Exercise prompt
Below are the records; locate each line with the word "title" and copy it.

[START Listing]

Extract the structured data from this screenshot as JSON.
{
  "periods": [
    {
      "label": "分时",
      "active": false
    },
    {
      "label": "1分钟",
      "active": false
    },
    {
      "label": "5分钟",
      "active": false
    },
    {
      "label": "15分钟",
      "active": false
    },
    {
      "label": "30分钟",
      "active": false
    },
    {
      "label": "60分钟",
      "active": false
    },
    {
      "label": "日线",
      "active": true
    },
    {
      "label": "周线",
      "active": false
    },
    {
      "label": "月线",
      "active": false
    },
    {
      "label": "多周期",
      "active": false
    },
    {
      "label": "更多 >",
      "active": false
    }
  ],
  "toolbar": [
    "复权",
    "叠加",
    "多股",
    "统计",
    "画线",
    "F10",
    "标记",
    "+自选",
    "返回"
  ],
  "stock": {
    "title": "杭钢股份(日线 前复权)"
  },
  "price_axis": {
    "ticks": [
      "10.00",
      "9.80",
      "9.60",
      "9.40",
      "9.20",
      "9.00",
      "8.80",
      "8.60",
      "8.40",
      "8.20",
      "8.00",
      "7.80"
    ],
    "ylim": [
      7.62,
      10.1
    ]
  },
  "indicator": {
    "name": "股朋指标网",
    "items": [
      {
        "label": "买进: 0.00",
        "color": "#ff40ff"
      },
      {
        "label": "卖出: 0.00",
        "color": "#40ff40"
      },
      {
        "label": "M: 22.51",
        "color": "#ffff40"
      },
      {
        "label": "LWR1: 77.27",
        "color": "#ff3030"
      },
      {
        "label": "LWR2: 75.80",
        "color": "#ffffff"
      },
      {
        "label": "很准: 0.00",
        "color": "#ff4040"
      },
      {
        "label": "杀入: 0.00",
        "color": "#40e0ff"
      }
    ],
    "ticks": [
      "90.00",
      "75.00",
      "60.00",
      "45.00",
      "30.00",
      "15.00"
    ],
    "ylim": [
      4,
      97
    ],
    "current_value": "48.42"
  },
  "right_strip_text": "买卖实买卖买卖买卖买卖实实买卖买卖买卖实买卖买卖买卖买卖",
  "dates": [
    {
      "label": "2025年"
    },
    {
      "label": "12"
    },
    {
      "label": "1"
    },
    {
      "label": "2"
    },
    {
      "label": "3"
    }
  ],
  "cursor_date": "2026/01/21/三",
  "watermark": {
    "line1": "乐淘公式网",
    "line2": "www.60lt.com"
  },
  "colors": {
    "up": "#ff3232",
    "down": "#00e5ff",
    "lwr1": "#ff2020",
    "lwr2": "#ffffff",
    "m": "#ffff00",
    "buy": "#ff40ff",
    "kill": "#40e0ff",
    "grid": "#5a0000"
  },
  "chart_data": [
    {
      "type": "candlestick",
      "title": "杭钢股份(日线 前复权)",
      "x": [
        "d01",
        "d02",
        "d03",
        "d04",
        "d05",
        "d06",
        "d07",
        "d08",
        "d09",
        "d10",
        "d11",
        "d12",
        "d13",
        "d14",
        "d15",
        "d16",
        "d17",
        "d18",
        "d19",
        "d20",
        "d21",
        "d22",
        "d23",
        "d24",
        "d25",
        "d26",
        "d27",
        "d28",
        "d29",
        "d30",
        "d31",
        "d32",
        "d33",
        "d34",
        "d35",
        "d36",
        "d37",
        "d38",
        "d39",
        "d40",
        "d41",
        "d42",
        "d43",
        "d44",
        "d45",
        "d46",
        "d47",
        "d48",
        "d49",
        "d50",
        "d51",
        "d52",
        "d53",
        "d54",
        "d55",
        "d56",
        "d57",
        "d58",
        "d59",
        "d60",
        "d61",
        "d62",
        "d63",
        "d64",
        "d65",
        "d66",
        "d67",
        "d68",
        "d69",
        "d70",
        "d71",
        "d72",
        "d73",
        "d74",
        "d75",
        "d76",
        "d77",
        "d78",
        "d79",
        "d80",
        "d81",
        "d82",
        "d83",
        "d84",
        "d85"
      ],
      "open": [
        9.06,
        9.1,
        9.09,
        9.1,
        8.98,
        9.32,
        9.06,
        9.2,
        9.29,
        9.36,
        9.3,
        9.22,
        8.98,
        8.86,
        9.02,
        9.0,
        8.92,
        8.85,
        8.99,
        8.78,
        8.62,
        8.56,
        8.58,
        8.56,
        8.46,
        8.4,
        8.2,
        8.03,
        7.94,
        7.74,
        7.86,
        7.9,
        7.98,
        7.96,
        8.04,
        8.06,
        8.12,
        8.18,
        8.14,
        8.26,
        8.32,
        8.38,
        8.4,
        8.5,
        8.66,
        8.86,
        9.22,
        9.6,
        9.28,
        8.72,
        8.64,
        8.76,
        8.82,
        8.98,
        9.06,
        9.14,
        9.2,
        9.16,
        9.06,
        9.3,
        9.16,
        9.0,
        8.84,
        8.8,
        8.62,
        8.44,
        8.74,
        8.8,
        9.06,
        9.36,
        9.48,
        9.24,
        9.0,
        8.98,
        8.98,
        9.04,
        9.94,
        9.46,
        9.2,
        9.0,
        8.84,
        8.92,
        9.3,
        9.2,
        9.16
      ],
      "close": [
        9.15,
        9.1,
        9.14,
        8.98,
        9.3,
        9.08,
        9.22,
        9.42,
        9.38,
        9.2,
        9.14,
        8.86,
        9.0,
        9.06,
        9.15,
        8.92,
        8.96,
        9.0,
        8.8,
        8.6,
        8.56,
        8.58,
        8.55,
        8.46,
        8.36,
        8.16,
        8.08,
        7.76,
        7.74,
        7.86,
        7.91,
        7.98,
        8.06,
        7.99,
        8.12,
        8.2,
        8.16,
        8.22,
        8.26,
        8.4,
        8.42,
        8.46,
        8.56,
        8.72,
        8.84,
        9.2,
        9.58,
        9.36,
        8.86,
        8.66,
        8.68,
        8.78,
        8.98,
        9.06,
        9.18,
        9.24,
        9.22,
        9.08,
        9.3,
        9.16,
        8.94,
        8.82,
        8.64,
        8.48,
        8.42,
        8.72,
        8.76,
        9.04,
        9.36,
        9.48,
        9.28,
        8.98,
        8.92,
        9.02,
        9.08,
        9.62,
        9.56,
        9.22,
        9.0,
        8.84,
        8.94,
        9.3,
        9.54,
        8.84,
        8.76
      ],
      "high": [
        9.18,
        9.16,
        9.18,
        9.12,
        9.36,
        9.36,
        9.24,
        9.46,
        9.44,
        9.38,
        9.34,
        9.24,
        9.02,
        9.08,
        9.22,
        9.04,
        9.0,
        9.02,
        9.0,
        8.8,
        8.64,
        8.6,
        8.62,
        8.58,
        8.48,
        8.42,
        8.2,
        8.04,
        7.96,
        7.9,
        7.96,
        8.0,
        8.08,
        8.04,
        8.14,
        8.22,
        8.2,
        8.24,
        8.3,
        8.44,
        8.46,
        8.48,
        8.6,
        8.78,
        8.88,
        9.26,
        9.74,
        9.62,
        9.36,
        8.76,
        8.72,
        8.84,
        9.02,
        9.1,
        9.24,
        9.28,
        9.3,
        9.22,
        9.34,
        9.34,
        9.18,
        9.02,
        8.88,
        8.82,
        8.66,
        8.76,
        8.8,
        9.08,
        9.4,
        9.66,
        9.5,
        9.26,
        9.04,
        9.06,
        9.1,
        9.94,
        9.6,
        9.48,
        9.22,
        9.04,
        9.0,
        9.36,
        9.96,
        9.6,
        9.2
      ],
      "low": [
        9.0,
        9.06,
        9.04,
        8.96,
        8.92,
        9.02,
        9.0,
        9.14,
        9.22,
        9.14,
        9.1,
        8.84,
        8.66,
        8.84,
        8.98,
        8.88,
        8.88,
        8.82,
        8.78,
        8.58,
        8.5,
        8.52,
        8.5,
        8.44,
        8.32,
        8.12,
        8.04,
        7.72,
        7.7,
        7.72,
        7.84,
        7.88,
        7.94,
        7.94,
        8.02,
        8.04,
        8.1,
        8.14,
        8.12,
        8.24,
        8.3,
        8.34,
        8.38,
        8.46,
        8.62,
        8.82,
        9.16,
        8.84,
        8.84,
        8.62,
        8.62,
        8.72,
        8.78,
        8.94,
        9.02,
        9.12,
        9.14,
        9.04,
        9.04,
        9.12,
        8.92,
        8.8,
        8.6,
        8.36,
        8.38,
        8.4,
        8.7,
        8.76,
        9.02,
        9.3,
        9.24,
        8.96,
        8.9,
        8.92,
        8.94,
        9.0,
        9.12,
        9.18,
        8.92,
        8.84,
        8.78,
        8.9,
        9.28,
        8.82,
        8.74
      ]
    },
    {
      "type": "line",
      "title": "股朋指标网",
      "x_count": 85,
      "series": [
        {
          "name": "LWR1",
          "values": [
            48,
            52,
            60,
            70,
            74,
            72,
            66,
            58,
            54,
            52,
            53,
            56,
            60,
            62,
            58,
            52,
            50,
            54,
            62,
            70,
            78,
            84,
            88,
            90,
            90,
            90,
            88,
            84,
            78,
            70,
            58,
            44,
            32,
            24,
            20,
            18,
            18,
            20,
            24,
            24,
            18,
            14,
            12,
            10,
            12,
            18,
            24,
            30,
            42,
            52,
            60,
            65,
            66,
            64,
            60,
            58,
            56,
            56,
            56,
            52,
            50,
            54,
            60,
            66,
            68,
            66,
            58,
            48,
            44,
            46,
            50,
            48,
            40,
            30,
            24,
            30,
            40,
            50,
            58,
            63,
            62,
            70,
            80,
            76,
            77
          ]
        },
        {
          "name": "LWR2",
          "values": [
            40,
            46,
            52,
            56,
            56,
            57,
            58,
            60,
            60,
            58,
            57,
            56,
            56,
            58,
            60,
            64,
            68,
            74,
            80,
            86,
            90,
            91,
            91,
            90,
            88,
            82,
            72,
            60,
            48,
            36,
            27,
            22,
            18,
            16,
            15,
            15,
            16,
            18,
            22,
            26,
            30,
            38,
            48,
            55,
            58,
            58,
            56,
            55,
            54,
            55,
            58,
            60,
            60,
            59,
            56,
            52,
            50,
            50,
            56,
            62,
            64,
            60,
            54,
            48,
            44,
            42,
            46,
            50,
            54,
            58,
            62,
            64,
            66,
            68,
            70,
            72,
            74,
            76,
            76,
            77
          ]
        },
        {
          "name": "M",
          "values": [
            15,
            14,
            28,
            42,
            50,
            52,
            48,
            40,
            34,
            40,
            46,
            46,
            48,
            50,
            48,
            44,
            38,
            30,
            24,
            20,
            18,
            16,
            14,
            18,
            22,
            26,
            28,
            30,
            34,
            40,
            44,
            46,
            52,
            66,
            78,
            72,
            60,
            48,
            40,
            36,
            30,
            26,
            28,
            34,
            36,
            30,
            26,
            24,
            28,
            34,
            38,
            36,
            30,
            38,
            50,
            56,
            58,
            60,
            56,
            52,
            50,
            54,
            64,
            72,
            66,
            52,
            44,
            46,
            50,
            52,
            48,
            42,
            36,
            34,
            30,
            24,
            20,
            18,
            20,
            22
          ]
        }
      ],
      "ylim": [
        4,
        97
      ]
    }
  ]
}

[END Listing]

Full output
    "title": "杭钢股份(日线 前复权)"
      "title": "杭钢股份(日线 前复权)",
      "title": "股朋指标网",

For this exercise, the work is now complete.